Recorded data
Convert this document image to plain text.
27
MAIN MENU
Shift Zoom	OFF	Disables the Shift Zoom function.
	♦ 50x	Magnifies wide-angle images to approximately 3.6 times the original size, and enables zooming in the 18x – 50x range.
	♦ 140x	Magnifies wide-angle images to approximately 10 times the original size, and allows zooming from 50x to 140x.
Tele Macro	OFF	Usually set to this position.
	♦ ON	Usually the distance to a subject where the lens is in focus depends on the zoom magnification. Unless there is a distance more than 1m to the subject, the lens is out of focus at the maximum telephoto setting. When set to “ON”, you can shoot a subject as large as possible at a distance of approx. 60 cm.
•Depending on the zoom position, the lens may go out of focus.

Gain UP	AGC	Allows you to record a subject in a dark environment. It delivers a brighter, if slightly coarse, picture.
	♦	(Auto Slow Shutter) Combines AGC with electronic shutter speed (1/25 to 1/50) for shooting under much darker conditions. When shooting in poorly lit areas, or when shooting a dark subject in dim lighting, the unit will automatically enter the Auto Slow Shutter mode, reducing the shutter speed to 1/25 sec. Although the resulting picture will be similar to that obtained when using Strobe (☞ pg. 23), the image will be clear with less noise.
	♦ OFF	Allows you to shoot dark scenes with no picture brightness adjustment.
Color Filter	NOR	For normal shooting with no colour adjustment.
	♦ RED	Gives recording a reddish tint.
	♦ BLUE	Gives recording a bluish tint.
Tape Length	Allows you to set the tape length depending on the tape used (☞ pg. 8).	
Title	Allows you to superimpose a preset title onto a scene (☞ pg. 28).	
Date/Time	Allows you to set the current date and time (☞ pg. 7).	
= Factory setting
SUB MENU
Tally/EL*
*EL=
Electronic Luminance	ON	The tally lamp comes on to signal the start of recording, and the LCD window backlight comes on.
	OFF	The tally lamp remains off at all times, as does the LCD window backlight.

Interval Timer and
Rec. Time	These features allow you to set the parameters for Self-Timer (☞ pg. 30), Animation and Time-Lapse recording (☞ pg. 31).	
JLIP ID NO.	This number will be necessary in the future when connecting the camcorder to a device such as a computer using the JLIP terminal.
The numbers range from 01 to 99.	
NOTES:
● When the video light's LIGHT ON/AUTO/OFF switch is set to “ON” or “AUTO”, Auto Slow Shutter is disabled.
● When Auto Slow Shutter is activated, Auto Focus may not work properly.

* * *

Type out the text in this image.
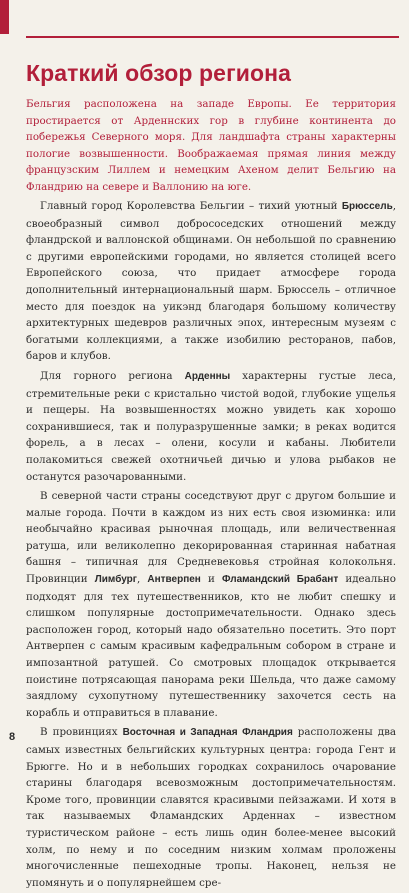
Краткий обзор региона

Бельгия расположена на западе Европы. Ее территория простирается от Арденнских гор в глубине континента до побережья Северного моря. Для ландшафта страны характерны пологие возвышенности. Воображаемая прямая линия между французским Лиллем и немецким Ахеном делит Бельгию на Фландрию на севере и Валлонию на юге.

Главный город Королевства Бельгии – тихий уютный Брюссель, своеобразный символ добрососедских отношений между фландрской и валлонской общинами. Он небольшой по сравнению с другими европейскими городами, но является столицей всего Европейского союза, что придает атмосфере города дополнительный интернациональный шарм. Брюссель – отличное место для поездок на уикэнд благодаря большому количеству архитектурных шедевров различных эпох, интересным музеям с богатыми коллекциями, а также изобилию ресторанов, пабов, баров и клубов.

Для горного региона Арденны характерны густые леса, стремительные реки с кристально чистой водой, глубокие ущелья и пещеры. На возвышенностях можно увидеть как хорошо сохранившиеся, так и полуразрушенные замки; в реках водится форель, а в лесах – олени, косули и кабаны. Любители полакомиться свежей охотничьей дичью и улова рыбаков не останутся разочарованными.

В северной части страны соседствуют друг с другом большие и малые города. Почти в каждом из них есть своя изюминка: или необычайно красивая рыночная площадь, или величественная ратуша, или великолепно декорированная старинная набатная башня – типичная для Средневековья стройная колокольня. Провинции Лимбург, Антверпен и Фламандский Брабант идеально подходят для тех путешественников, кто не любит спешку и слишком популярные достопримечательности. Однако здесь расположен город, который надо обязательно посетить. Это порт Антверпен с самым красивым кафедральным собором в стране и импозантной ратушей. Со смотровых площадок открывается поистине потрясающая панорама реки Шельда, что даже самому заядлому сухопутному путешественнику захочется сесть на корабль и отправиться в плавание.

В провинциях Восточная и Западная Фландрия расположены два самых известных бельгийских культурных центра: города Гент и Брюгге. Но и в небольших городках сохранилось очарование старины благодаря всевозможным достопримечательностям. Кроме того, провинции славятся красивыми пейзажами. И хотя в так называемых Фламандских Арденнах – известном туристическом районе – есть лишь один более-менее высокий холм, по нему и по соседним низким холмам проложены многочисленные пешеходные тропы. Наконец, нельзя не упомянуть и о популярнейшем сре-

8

...

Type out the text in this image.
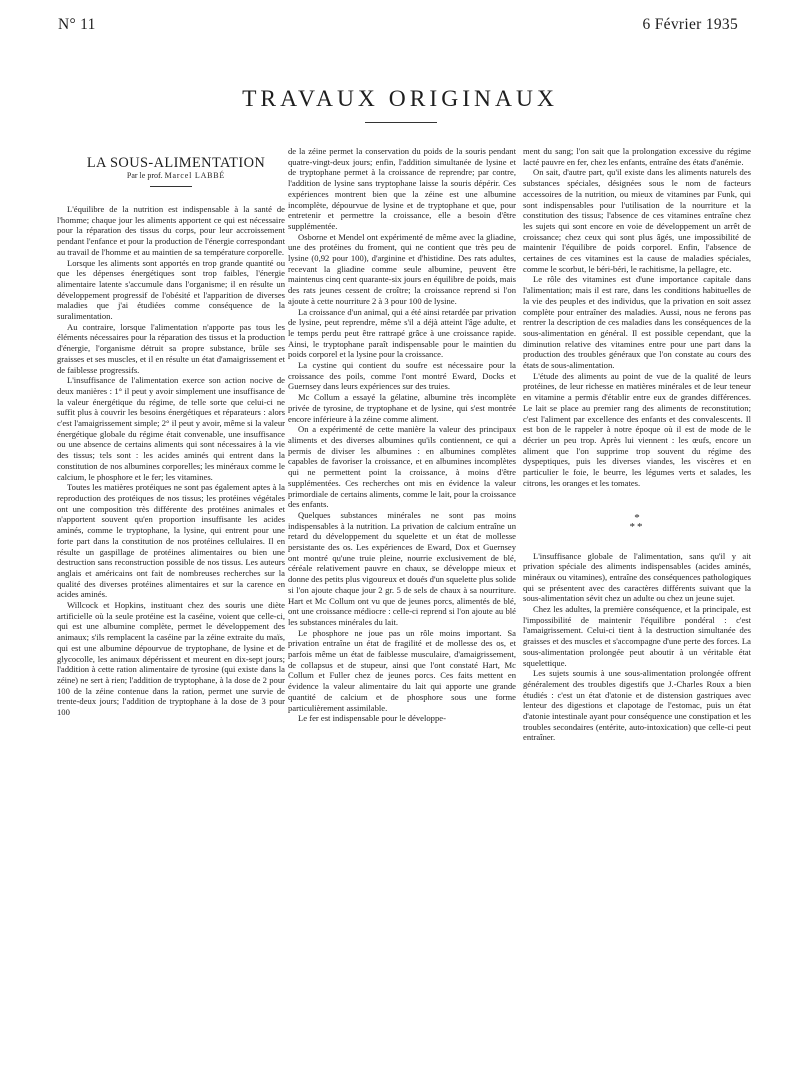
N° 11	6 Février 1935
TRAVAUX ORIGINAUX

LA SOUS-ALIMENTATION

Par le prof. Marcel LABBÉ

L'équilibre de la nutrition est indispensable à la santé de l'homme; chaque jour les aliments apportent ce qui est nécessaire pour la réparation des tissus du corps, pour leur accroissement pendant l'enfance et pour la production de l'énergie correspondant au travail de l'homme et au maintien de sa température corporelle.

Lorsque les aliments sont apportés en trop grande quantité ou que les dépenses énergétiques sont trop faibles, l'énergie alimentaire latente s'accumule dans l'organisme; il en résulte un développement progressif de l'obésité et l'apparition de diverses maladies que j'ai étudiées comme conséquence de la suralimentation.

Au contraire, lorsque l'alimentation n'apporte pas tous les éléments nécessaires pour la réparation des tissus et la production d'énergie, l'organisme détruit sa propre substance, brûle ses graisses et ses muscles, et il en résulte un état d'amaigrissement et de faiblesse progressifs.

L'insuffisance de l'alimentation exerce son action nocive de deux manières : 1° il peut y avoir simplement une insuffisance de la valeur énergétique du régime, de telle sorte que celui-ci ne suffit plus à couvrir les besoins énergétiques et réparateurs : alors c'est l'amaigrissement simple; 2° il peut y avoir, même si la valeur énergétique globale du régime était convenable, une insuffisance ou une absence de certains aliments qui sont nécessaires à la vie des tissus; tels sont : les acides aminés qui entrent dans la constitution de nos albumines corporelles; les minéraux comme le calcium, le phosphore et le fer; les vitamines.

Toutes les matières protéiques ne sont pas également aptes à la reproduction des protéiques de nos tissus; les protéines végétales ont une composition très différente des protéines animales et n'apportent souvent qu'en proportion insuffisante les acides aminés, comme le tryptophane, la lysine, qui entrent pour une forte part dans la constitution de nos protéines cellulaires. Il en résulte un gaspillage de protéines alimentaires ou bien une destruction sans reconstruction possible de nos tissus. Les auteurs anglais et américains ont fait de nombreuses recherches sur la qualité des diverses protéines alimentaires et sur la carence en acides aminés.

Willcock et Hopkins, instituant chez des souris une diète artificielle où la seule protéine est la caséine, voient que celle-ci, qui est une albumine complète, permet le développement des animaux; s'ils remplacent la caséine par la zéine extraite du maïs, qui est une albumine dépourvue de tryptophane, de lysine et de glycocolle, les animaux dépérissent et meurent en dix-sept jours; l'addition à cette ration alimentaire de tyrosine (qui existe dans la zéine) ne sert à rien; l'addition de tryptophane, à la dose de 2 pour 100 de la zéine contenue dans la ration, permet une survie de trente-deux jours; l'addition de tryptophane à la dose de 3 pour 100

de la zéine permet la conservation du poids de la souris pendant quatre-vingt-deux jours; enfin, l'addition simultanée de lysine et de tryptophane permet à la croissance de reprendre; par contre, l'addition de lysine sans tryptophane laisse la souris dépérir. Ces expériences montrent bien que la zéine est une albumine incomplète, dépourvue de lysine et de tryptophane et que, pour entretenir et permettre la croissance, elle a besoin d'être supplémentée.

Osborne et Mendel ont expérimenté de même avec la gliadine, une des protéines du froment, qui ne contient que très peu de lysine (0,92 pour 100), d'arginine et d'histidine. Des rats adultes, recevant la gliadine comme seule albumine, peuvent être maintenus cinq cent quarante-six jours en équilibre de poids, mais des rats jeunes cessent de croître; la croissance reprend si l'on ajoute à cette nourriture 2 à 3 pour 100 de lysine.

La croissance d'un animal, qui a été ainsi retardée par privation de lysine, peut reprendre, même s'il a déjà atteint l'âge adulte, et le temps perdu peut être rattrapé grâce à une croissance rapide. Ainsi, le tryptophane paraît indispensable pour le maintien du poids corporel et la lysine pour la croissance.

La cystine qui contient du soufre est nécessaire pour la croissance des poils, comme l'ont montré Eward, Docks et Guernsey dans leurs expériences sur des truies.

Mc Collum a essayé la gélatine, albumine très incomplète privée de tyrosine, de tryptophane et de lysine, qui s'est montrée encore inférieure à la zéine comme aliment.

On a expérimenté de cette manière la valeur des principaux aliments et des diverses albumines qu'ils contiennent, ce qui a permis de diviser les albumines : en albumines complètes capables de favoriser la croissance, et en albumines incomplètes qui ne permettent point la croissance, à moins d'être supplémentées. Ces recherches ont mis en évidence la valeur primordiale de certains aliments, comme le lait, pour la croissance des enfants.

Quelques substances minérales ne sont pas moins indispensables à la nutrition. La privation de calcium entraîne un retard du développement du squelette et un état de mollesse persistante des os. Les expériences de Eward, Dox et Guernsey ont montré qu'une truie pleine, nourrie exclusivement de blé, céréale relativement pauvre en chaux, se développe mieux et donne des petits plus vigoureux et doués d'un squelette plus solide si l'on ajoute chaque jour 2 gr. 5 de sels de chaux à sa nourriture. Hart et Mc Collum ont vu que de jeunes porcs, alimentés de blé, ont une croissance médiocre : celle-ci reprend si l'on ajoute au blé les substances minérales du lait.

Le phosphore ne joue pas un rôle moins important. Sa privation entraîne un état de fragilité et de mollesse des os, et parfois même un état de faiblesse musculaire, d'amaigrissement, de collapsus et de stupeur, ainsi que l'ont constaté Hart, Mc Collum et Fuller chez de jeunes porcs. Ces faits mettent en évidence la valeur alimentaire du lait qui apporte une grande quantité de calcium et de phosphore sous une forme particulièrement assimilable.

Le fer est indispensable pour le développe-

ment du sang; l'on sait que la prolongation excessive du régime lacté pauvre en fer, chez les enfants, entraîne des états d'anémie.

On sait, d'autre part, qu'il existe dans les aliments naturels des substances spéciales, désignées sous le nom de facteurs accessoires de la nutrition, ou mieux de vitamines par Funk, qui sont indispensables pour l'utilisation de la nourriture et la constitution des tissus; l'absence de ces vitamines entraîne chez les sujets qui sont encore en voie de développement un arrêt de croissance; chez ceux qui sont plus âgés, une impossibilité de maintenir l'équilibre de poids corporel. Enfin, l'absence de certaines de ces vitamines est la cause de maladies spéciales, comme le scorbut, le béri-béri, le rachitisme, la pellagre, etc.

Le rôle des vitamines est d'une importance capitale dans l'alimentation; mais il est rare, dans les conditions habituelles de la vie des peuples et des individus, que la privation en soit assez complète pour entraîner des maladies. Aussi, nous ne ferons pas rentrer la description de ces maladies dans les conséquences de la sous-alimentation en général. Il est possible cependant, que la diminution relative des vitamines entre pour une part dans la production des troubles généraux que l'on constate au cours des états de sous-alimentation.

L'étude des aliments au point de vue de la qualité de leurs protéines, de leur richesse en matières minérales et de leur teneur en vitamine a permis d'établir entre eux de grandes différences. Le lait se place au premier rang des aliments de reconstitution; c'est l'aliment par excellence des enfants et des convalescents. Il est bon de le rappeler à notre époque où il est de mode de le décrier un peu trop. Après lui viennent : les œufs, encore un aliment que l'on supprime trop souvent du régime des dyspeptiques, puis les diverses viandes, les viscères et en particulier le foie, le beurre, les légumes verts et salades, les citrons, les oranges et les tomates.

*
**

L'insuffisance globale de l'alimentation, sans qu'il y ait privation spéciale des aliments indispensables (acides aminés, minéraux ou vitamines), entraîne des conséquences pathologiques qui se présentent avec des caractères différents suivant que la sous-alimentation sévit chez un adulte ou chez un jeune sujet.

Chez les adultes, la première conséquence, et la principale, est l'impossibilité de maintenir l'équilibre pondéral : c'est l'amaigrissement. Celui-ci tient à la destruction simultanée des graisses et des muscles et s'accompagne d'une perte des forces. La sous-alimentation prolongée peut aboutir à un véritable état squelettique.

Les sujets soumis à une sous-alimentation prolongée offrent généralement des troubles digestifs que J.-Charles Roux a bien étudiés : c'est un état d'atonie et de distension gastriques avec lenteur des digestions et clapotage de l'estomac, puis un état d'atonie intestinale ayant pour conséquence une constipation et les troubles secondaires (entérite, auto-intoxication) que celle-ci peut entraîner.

** Required work **
In the entries above, how many lines contain the word "picture"? Answer with the number only.

** Task answer **
3